BRIEF – Starting at the line that contains "What's the underlying", write out every line through the last one in the records below, word for word. Leave out any pictures.

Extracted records

********************

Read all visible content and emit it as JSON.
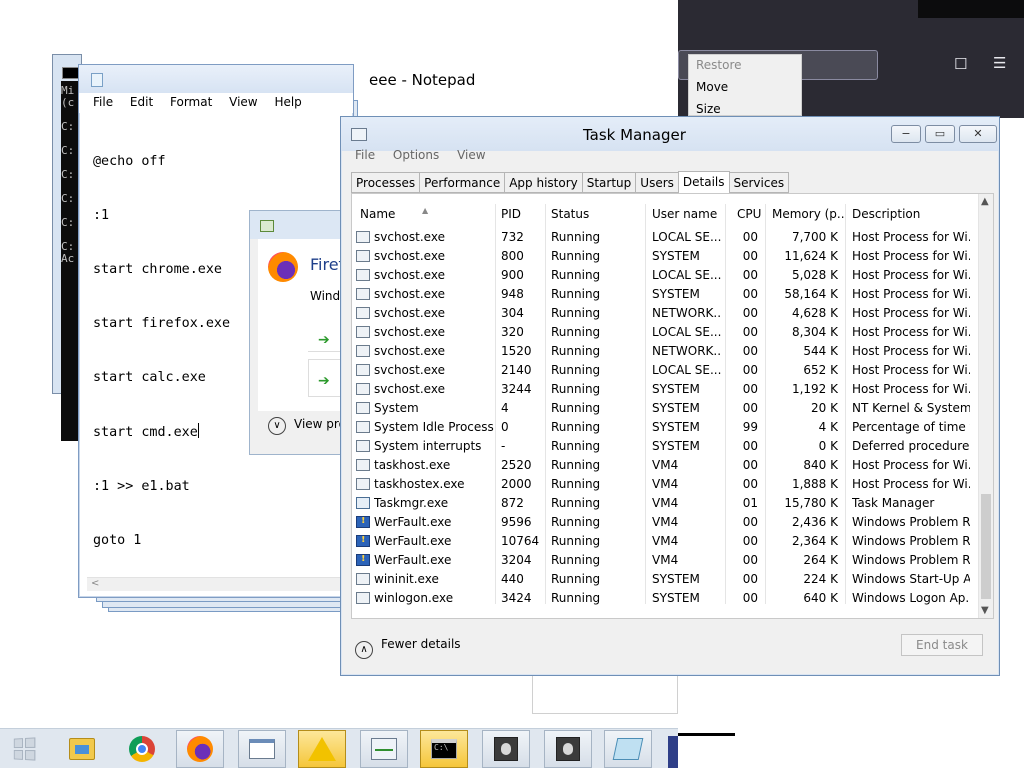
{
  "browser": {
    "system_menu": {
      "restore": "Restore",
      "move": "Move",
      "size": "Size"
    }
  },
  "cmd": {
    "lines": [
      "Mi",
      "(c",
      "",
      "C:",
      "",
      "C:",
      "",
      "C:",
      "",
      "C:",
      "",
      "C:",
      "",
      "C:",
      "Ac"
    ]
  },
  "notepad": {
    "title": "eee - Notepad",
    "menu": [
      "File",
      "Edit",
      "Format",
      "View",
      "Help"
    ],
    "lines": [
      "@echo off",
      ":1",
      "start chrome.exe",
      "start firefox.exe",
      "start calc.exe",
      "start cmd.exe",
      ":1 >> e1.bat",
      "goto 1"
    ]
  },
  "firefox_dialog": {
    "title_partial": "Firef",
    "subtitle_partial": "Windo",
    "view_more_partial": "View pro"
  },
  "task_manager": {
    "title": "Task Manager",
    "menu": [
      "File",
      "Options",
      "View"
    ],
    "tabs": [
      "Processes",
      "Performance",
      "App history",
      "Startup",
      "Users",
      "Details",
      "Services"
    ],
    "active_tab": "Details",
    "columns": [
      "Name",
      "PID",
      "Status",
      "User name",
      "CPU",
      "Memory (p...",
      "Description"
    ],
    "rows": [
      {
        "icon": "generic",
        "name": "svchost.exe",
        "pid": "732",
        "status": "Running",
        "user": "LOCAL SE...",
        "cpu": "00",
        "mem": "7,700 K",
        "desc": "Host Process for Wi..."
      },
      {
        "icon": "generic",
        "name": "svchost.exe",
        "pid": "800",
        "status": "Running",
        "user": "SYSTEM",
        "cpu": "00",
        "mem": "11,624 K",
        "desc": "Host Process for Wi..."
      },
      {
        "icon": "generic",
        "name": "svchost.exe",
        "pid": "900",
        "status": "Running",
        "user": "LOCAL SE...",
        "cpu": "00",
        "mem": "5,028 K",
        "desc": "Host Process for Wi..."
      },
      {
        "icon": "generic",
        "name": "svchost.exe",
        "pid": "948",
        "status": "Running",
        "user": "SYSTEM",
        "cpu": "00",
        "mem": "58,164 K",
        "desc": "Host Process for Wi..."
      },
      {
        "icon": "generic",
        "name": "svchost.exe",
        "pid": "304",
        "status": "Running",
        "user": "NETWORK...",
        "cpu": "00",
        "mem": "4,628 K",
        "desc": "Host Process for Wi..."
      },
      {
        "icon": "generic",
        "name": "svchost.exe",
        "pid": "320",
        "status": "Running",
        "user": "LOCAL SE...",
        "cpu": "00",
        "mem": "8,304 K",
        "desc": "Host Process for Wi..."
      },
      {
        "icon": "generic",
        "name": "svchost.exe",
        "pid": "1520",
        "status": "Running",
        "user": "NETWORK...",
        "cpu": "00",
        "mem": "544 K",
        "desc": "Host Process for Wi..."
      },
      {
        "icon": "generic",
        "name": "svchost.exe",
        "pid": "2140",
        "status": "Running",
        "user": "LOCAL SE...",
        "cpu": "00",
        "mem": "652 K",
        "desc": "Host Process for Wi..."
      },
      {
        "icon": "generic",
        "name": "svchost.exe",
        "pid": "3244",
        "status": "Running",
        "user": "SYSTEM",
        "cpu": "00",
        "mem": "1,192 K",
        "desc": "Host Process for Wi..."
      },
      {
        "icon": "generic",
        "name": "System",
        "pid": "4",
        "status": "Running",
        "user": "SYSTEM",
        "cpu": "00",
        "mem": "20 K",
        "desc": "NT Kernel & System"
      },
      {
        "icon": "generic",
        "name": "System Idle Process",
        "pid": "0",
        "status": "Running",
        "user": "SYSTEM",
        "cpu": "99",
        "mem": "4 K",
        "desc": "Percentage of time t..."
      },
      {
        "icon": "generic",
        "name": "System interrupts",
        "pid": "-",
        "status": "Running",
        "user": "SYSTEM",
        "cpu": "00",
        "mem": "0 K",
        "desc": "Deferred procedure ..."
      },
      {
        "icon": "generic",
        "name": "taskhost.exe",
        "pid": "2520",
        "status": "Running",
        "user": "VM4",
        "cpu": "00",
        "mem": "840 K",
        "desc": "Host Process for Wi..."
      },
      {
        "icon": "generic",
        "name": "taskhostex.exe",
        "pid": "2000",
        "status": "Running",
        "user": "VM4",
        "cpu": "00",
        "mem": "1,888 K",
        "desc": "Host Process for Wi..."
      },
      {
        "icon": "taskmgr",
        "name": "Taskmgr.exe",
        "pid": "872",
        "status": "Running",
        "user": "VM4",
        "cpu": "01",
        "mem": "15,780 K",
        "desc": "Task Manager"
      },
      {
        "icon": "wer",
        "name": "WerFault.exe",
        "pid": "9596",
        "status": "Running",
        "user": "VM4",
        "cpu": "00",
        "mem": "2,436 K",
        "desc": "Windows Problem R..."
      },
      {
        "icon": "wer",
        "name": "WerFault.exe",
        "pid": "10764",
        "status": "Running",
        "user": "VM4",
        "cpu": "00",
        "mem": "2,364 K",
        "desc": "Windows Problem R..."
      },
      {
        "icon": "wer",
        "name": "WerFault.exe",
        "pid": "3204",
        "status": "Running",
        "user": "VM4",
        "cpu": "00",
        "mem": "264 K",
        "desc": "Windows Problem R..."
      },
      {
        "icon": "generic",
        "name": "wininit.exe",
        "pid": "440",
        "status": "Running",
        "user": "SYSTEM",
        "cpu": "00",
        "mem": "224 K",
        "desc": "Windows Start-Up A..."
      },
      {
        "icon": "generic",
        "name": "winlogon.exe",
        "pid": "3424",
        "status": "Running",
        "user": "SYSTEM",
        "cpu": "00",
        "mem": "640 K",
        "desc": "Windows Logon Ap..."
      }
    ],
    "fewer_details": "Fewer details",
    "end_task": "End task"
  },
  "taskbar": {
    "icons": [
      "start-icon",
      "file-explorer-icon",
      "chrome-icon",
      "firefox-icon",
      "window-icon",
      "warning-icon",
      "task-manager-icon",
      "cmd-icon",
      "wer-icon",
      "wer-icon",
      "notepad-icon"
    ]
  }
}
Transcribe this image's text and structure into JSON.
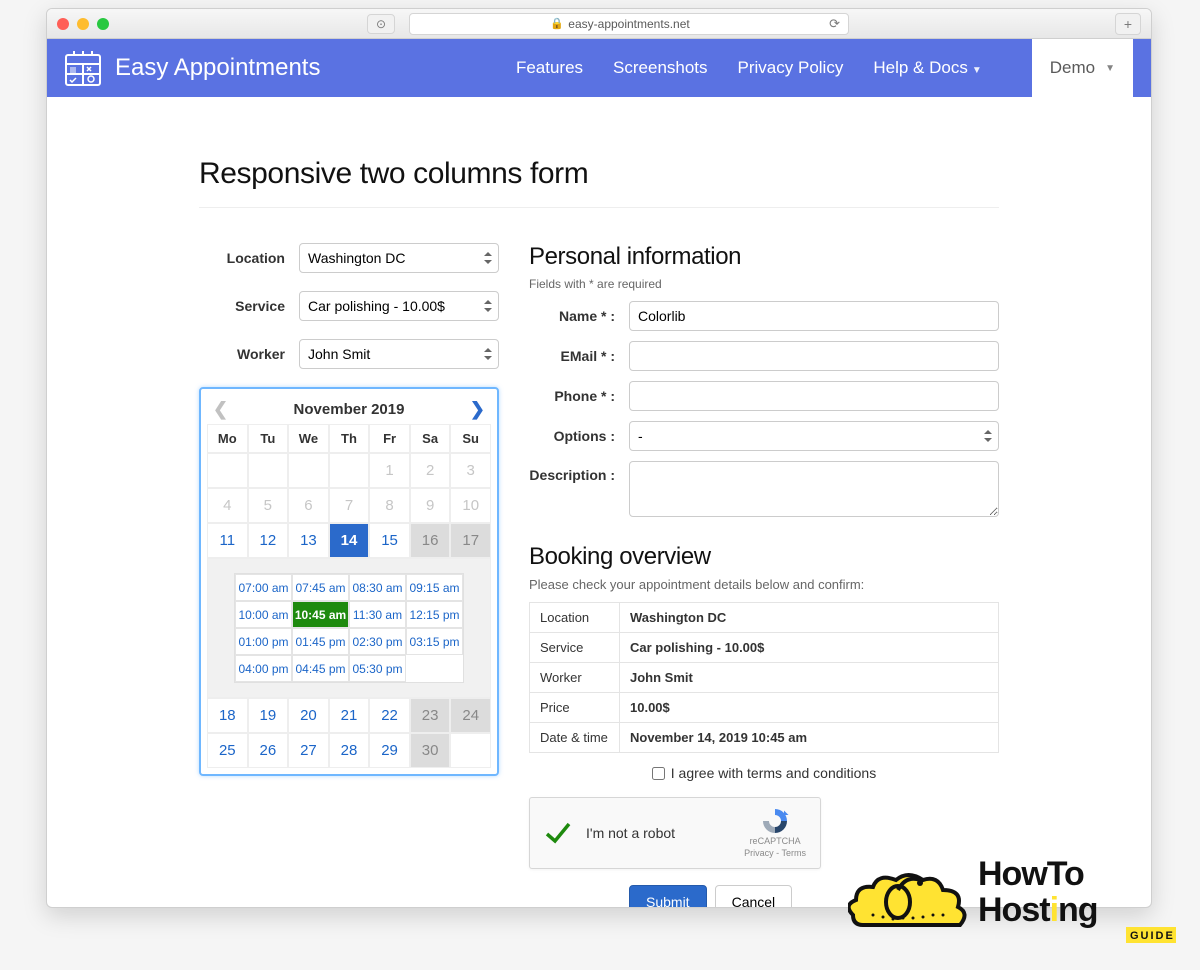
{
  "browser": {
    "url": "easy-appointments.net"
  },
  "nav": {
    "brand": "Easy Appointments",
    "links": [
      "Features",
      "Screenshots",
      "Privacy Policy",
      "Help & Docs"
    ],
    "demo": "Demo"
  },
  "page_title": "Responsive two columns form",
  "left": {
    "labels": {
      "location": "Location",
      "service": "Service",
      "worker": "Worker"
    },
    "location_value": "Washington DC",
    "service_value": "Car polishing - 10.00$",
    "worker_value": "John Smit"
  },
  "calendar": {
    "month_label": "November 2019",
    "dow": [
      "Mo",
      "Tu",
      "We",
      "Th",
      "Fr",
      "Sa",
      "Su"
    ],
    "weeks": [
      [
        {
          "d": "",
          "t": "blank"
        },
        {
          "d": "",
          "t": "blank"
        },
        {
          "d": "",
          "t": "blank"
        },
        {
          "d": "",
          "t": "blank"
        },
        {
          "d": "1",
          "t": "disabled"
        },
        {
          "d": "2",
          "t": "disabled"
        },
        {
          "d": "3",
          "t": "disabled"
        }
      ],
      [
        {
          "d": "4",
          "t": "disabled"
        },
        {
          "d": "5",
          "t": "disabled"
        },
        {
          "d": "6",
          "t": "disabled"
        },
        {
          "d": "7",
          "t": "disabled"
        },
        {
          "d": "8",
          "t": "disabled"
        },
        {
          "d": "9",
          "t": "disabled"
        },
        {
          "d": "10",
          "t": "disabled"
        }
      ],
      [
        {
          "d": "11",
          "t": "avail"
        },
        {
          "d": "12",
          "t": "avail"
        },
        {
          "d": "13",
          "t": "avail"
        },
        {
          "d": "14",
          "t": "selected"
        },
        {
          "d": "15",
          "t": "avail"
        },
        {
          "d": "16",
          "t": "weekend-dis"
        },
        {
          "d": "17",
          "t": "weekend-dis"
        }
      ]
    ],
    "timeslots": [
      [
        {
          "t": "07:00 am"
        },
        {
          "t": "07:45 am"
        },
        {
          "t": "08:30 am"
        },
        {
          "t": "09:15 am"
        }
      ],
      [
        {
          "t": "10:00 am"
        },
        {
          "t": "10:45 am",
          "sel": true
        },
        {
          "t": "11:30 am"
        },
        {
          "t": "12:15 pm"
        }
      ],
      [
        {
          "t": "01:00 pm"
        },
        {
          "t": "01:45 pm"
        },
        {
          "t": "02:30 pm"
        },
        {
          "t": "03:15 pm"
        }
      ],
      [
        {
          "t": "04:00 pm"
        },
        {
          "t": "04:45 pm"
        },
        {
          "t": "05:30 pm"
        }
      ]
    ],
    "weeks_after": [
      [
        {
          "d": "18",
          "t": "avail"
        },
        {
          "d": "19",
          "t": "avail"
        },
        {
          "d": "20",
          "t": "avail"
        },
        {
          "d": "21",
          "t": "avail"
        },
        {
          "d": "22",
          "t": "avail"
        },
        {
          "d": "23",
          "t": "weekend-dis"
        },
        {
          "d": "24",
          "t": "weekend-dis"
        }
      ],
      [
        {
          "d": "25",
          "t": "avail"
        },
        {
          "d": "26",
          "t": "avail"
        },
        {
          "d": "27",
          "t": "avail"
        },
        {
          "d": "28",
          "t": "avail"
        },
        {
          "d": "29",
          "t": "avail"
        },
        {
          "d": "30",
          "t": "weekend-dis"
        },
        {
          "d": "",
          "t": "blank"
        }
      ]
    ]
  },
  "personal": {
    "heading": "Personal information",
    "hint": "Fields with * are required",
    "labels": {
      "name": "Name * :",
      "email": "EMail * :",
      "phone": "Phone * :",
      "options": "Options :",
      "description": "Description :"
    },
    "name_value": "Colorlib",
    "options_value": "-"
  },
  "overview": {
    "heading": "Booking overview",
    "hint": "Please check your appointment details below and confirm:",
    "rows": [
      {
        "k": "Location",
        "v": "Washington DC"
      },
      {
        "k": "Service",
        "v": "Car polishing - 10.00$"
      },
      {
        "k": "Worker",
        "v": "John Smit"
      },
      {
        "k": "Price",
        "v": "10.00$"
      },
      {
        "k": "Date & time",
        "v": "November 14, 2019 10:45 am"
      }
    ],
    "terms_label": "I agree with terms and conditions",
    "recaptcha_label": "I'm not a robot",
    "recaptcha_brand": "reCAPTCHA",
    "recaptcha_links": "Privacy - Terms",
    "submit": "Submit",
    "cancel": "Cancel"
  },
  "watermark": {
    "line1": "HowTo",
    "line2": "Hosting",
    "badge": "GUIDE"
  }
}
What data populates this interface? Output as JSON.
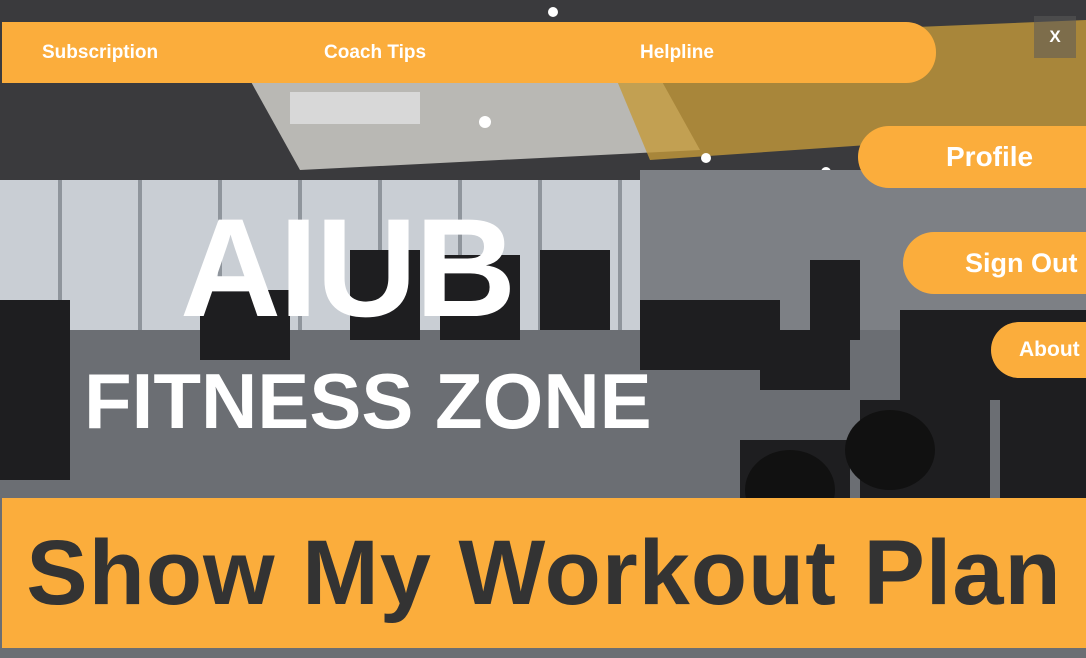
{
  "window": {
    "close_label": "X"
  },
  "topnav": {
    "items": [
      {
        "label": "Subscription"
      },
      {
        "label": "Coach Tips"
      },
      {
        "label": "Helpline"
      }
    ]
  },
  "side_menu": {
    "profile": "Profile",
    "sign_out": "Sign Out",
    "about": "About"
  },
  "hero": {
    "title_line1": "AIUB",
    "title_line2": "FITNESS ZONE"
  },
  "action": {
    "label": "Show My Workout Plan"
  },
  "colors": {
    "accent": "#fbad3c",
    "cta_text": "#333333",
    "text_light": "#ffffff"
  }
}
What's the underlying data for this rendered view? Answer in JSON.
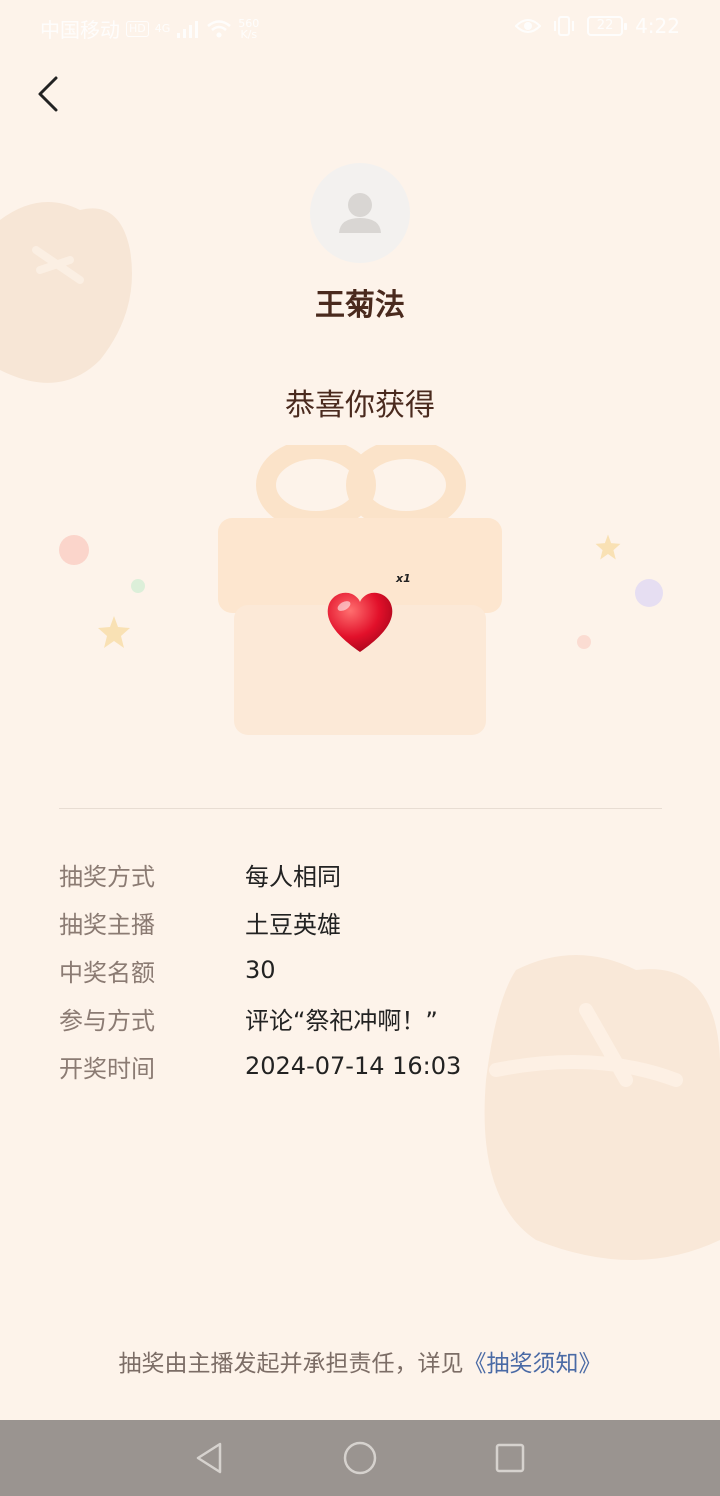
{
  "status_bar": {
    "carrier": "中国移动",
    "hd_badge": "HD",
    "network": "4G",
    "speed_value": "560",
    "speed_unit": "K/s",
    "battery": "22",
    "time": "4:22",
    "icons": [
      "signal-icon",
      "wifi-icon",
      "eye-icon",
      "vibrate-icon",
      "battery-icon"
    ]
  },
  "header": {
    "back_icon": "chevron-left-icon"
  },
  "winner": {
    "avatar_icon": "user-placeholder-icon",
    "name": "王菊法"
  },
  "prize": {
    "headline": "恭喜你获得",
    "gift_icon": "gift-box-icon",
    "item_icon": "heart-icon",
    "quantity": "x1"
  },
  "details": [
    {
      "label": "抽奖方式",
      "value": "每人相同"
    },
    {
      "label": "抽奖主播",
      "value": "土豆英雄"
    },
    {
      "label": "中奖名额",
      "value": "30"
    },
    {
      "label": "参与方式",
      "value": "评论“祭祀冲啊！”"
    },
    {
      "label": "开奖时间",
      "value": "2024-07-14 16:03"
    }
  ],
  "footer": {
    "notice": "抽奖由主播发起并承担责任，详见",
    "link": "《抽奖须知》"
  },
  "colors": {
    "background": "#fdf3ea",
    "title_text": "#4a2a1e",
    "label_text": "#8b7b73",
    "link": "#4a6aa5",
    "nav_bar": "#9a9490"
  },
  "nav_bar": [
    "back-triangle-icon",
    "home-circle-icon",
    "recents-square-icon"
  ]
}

********************

WORKED ANSWER –
What's the underlying data for this rendered view? Answer in JSON.
{
  "status_bar": {
    "carrier": "中国移动",
    "hd_badge": "HD",
    "network": "4G",
    "speed_value": "560",
    "speed_unit": "K/s",
    "battery": "22",
    "time": "4:22",
    "icons": [
      "signal-icon",
      "wifi-icon",
      "eye-icon",
      "vibrate-icon",
      "battery-icon"
    ]
  },
  "header": {
    "back_icon": "chevron-left-icon"
  },
  "winner": {
    "avatar_icon": "user-placeholder-icon",
    "name": "王菊法"
  },
  "prize": {
    "headline": "恭喜你获得",
    "gift_icon": "gift-box-icon",
    "item_icon": "heart-icon",
    "quantity": "x1"
  },
  "details": [
    {
      "label": "抽奖方式",
      "value": "每人相同"
    },
    {
      "label": "抽奖主播",
      "value": "土豆英雄"
    },
    {
      "label": "中奖名额",
      "value": "30"
    },
    {
      "label": "参与方式",
      "value": "评论“祭祀冲啊！”"
    },
    {
      "label": "开奖时间",
      "value": "2024-07-14 16:03"
    }
  ],
  "footer": {
    "notice": "抽奖由主播发起并承担责任，详见",
    "link": "《抽奖须知》"
  },
  "colors": {
    "background": "#fdf3ea",
    "title_text": "#4a2a1e",
    "label_text": "#8b7b73",
    "link": "#4a6aa5",
    "nav_bar": "#9a9490"
  },
  "nav_bar": [
    "back-triangle-icon",
    "home-circle-icon",
    "recents-square-icon"
  ]
}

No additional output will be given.